(Raw records)
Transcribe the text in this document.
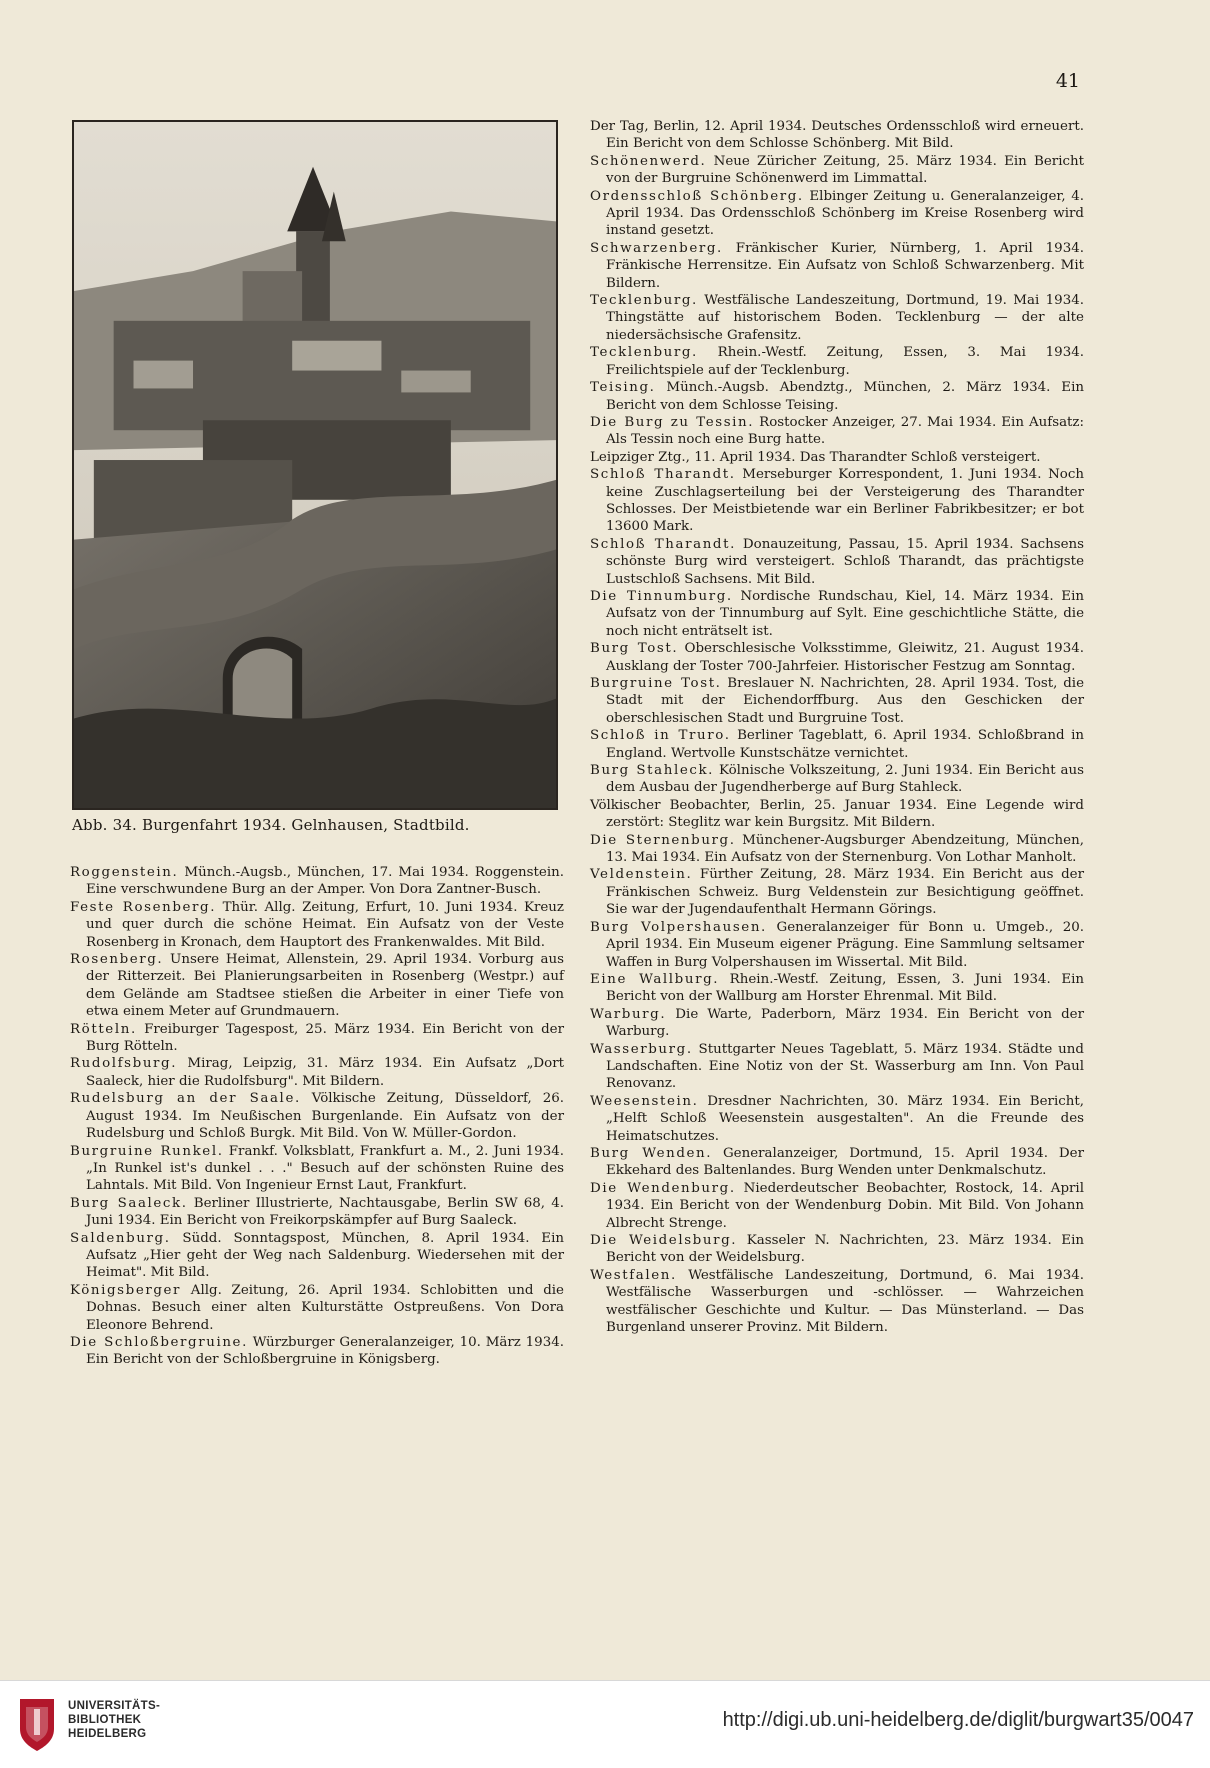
41
Abb. 34. Burgenfahrt 1934. Gelnhausen, Stadtbild.

Roggenstein. Münch.-Augsb., München, 17. Mai 1934. Roggenstein. Eine verschwundene Burg an der Amper. Von Dora Zantner-Busch.

Feste Rosenberg. Thür. Allg. Zeitung, Erfurt, 10. Juni 1934. Kreuz und quer durch die schöne Heimat. Ein Aufsatz von der Veste Rosenberg in Kronach, dem Hauptort des Frankenwaldes. Mit Bild.

Rosenberg. Unsere Heimat, Allenstein, 29. April 1934. Vorburg aus der Ritterzeit. Bei Planierungsarbeiten in Rosenberg (Westpr.) auf dem Gelände am Stadtsee stießen die Arbeiter in einer Tiefe von etwa einem Meter auf Grundmauern.

Rötteln. Freiburger Tagespost, 25. März 1934. Ein Bericht von der Burg Rötteln.

Rudolfsburg. Mirag, Leipzig, 31. März 1934. Ein Aufsatz „Dort Saaleck, hier die Rudolfsburg". Mit Bildern.

Rudelsburg an der Saale. Völkische Zeitung, Düsseldorf, 26. August 1934. Im Neußischen Burgenlande. Ein Aufsatz von der Rudelsburg und Schloß Burgk. Mit Bild. Von W. Müller-Gordon.

Burgruine Runkel. Frankf. Volksblatt, Frankfurt a. M., 2. Juni 1934. „In Runkel ist's dunkel . . ." Besuch auf der schönsten Ruine des Lahntals. Mit Bild. Von Ingenieur Ernst Laut, Frankfurt.

Burg Saaleck. Berliner Illustrierte, Nachtausgabe, Berlin SW 68, 4. Juni 1934. Ein Bericht von Freikorpskämpfer auf Burg Saaleck.

Saldenburg. Südd. Sonntagspost, München, 8. April 1934. Ein Aufsatz „Hier geht der Weg nach Saldenburg. Wiedersehen mit der Heimat". Mit Bild.

Königsberger Allg. Zeitung, 26. April 1934. Schlobitten und die Dohnas. Besuch einer alten Kulturstätte Ostpreußens. Von Dora Eleonore Behrend.

Die Schloßbergruine. Würzburger Generalanzeiger, 10. März 1934. Ein Bericht von der Schloßbergruine in Königsberg.

Der Tag, Berlin, 12. April 1934. Deutsches Ordensschloß wird erneuert. Ein Bericht von dem Schlosse Schönberg. Mit Bild.

Schönenwerd. Neue Züricher Zeitung, 25. März 1934. Ein Bericht von der Burgruine Schönenwerd im Limmattal.

Ordensschloß Schönberg. Elbinger Zeitung u. Generalanzeiger, 4. April 1934. Das Ordensschloß Schönberg im Kreise Rosenberg wird instand gesetzt.

Schwarzenberg. Fränkischer Kurier, Nürnberg, 1. April 1934. Fränkische Herrensitze. Ein Aufsatz von Schloß Schwarzenberg. Mit Bildern.

Tecklenburg. Westfälische Landeszeitung, Dortmund, 19. Mai 1934. Thingstätte auf historischem Boden. Tecklenburg — der alte niedersächsische Grafensitz.

Tecklenburg. Rhein.-Westf. Zeitung, Essen, 3. Mai 1934. Freilichtspiele auf der Tecklenburg.

Teising. Münch.-Augsb. Abendztg., München, 2. März 1934. Ein Bericht von dem Schlosse Teising.

Die Burg zu Tessin. Rostocker Anzeiger, 27. Mai 1934. Ein Aufsatz: Als Tessin noch eine Burg hatte.

Leipziger Ztg., 11. April 1934. Das Tharandter Schloß versteigert.

Schloß Tharandt. Merseburger Korrespondent, 1. Juni 1934. Noch keine Zuschlagserteilung bei der Versteigerung des Tharandter Schlosses. Der Meistbietende war ein Berliner Fabrikbesitzer; er bot 13600 Mark.

Schloß Tharandt. Donauzeitung, Passau, 15. April 1934. Sachsens schönste Burg wird versteigert. Schloß Tharandt, das prächtigste Lustschloß Sachsens. Mit Bild.

Die Tinnumburg. Nordische Rundschau, Kiel, 14. März 1934. Ein Aufsatz von der Tinnumburg auf Sylt. Eine geschichtliche Stätte, die noch nicht enträtselt ist.

Burg Tost. Oberschlesische Volksstimme, Gleiwitz, 21. August 1934. Ausklang der Toster 700-Jahrfeier. Historischer Festzug am Sonntag.

Burgruine Tost. Breslauer N. Nachrichten, 28. April 1934. Tost, die Stadt mit der Eichendorffburg. Aus den Geschicken der oberschlesischen Stadt und Burgruine Tost.

Schloß in Truro. Berliner Tageblatt, 6. April 1934. Schloßbrand in England. Wertvolle Kunstschätze vernichtet.

Burg Stahleck. Kölnische Volkszeitung, 2. Juni 1934. Ein Bericht aus dem Ausbau der Jugendherberge auf Burg Stahleck.

Völkischer Beobachter, Berlin, 25. Januar 1934. Eine Legende wird zerstört: Steglitz war kein Burgsitz. Mit Bildern.

Die Sternenburg. Münchener-Augsburger Abendzeitung, München, 13. Mai 1934. Ein Aufsatz von der Sternenburg. Von Lothar Manholt.

Veldenstein. Fürther Zeitung, 28. März 1934. Ein Bericht aus der Fränkischen Schweiz. Burg Veldenstein zur Besichtigung geöffnet. Sie war der Jugendaufenthalt Hermann Görings.

Burg Volpershausen. Generalanzeiger für Bonn u. Umgeb., 20. April 1934. Ein Museum eigener Prägung. Eine Sammlung seltsamer Waffen in Burg Volpershausen im Wissertal. Mit Bild.

Eine Wallburg. Rhein.-Westf. Zeitung, Essen, 3. Juni 1934. Ein Bericht von der Wallburg am Horster Ehrenmal. Mit Bild.

Warburg. Die Warte, Paderborn, März 1934. Ein Bericht von der Warburg.

Wasserburg. Stuttgarter Neues Tageblatt, 5. März 1934. Städte und Landschaften. Eine Notiz von der St. Wasserburg am Inn. Von Paul Renovanz.

Weesenstein. Dresdner Nachrichten, 30. März 1934. Ein Bericht, „Helft Schloß Weesenstein ausgestalten". An die Freunde des Heimatschutzes.

Burg Wenden. Generalanzeiger, Dortmund, 15. April 1934. Der Ekkehard des Baltenlandes. Burg Wenden unter Denkmalschutz.

Die Wendenburg. Niederdeutscher Beobachter, Rostock, 14. April 1934. Ein Bericht von der Wendenburg Dobin. Mit Bild. Von Johann Albrecht Strenge.

Die Weidelsburg. Kasseler N. Nachrichten, 23. März 1934. Ein Bericht von der Weidelsburg.

Westfalen. Westfälische Landeszeitung, Dortmund, 6. Mai 1934. Westfälische Wasserburgen und -schlösser. — Wahrzeichen westfälischer Geschichte und Kultur. — Das Münsterland. — Das Burgenland unserer Provinz. Mit Bildern.

UNIVERSITÄTS-
BIBLIOTHEK
HEIDELBERG
http://digi.ub.uni-heidelberg.de/diglit/burgwart35/0047
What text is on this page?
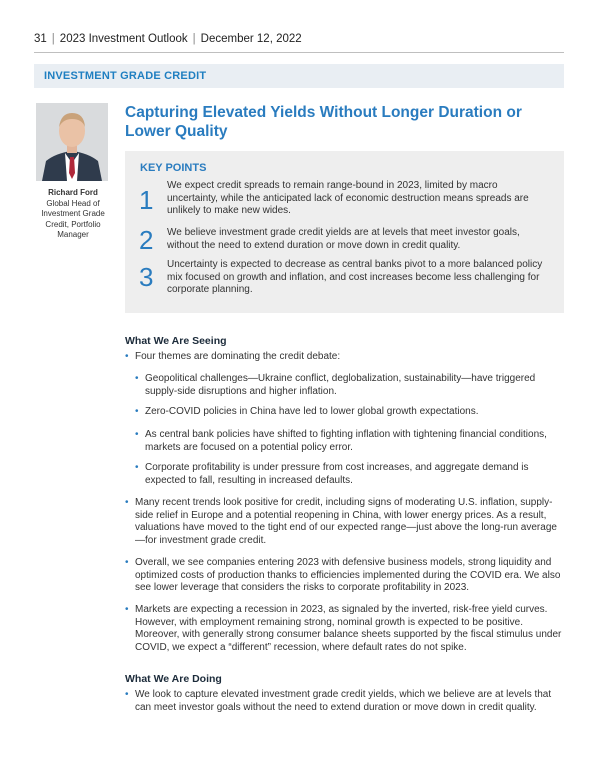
31 | 2023 Investment Outlook | December 12, 2022
INVESTMENT GRADE CREDIT
Richard Ford
Global Head of Investment Grade Credit, Portfolio Manager
Capturing Elevated Yields Without Longer Duration or Lower Quality
KEY POINTS
1 We expect credit spreads to remain range-bound in 2023, limited by macro uncertainty, while the anticipated lack of economic destruction means spreads are unlikely to make new wides.
2 We believe investment grade credit yields are at levels that meet investor goals, without the need to extend duration or move down in credit quality.
3 Uncertainty is expected to decrease as central banks pivot to a more balanced policy mix focused on growth and inflation, and cost increases become less challenging for corporate planning.
What We Are Seeing
• Four themes are dominating the credit debate:
• Geopolitical challenges—Ukraine conflict, deglobalization, sustainability—have triggered supply-side disruptions and higher inflation.
• Zero-COVID policies in China have led to lower global growth expectations.
• As central bank policies have shifted to fighting inflation with tightening financial conditions, markets are focused on a potential policy error.
• Corporate profitability is under pressure from cost increases, and aggregate demand is expected to fall, resulting in increased defaults.
• Many recent trends look positive for credit, including signs of moderating U.S. inflation, supply-side relief in Europe and a potential reopening in China, with lower energy prices. As a result, valuations have moved to the tight end of our expected range—just above the long-run average—for investment grade credit.
• Overall, we see companies entering 2023 with defensive business models, strong liquidity and optimized costs of production thanks to efficiencies implemented during the COVID era. We also see lower leverage that considers the risks to corporate profitability in 2023.
• Markets are expecting a recession in 2023, as signaled by the inverted, risk-free yield curves. However, with employment remaining strong, nominal growth is expected to be positive. Moreover, with generally strong consumer balance sheets supported by the fiscal stimulus under COVID, we expect a “different” recession, where default rates do not spike.
What We Are Doing
• We look to capture elevated investment grade credit yields, which we believe are at levels that can meet investor goals without the need to extend duration or move down in credit quality.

__Given task__: Extract, from the listing above, every line where the string "believe" occurs.

__Answer to this problem__:
2 We believe investment grade credit yields are at levels that meet investor goals, without the need to extend duration or move down in credit quality.
• We look to capture elevated investment grade credit yields, which we believe are at levels that can meet investor goals without the need to extend duration or move down in credit quality.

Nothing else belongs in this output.